• _PROBLEM DESCRIPTION_: Find the string "JSON" in the entries and copy each line that has it.

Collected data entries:
┌──

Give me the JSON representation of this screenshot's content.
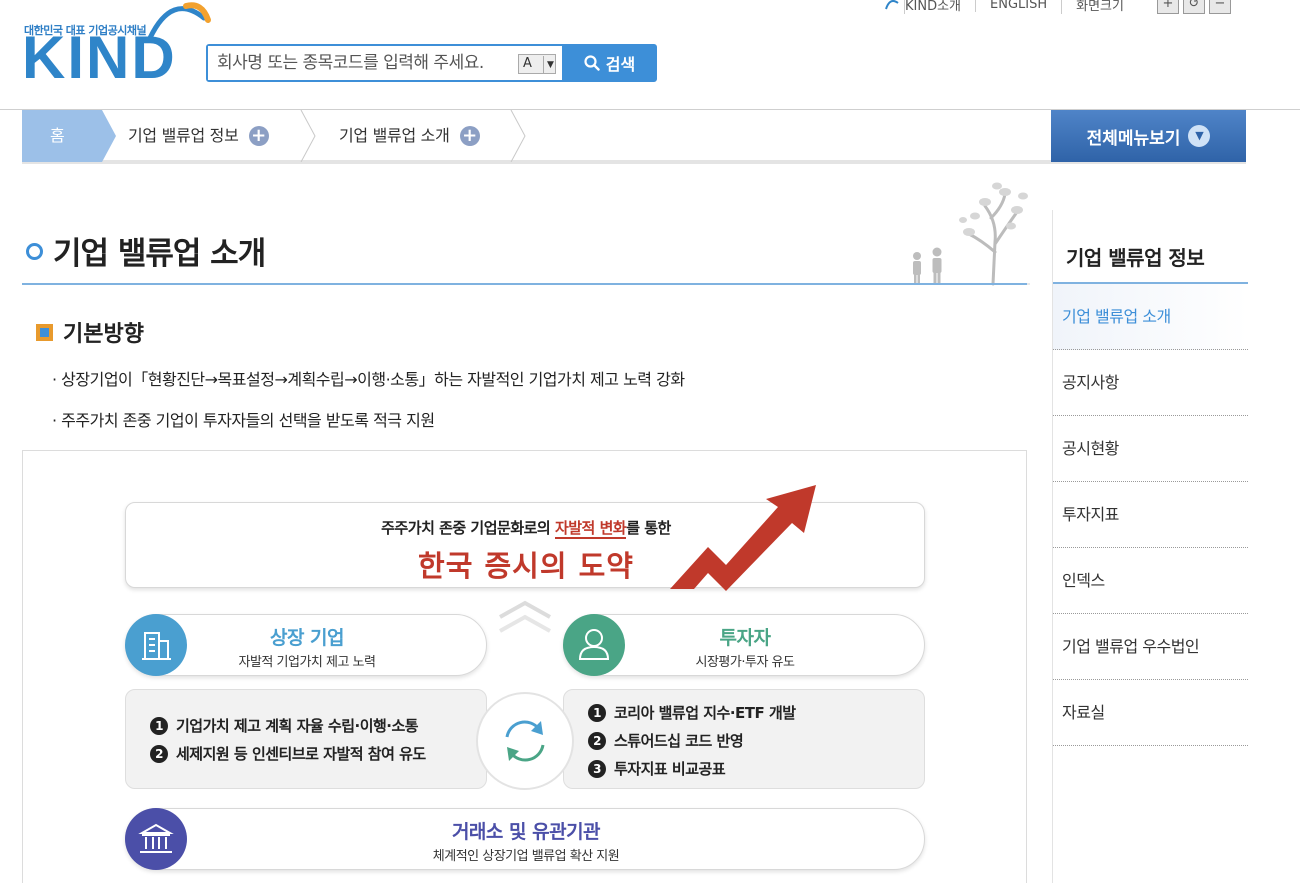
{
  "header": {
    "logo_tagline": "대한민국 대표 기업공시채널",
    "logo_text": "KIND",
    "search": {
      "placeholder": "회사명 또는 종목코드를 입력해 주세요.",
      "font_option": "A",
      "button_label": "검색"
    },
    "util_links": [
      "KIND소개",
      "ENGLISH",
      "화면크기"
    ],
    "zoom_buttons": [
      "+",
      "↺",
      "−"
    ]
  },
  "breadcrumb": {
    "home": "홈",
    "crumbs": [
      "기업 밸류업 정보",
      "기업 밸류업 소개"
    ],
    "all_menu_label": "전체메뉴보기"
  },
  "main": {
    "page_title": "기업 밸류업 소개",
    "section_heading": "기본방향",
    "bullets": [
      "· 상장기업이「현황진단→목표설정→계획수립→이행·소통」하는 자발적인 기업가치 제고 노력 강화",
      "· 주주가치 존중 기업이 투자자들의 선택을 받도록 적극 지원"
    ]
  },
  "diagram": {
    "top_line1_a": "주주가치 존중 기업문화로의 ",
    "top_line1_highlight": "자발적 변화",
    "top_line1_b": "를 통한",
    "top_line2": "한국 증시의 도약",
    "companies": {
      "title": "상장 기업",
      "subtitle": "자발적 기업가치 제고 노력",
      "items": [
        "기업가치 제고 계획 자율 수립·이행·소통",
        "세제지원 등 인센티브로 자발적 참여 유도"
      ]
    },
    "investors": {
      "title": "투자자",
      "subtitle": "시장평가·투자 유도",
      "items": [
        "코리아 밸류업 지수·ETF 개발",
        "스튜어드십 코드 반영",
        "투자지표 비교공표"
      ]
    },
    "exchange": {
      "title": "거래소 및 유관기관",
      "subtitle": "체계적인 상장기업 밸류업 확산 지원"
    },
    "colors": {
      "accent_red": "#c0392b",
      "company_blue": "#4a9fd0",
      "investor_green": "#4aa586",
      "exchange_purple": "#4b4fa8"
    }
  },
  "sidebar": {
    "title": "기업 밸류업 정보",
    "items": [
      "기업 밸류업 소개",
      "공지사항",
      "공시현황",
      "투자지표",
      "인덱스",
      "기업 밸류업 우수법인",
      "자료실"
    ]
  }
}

└──
┌──

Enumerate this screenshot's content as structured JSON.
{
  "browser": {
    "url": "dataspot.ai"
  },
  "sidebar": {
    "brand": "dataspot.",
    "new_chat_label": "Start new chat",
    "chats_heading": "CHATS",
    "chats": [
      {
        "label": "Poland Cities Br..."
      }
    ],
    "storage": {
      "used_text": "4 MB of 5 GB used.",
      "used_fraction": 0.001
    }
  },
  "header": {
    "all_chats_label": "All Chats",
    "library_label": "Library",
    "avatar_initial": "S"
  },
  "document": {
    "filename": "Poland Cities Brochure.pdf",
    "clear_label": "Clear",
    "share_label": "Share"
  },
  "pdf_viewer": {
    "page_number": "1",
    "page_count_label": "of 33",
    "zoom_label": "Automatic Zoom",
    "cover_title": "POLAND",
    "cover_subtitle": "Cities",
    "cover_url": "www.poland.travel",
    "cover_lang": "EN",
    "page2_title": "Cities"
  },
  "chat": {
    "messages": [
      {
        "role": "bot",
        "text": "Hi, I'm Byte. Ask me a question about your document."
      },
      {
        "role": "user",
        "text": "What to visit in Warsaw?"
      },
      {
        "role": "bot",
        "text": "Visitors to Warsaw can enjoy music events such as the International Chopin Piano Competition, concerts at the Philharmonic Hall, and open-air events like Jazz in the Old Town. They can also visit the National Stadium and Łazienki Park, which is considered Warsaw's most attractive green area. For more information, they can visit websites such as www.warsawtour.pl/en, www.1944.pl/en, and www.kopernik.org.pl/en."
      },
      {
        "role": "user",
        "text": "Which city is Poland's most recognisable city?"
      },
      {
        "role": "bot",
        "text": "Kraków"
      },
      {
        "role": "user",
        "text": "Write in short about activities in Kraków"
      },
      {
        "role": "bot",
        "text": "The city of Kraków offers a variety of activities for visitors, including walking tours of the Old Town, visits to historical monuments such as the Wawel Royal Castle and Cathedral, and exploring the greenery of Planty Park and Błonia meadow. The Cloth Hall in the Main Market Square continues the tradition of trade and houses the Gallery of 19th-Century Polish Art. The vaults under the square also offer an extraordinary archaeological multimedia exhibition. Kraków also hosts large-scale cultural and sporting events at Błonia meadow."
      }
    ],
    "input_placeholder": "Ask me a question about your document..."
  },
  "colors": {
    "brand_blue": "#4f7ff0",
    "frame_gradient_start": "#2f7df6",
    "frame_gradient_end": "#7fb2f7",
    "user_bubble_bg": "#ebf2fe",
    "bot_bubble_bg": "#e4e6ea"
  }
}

└──

• _TASK OUTPUT_:
Give me the JSON representation of this screenshot's content.
Enumerate this screenshot's content as structured JSON.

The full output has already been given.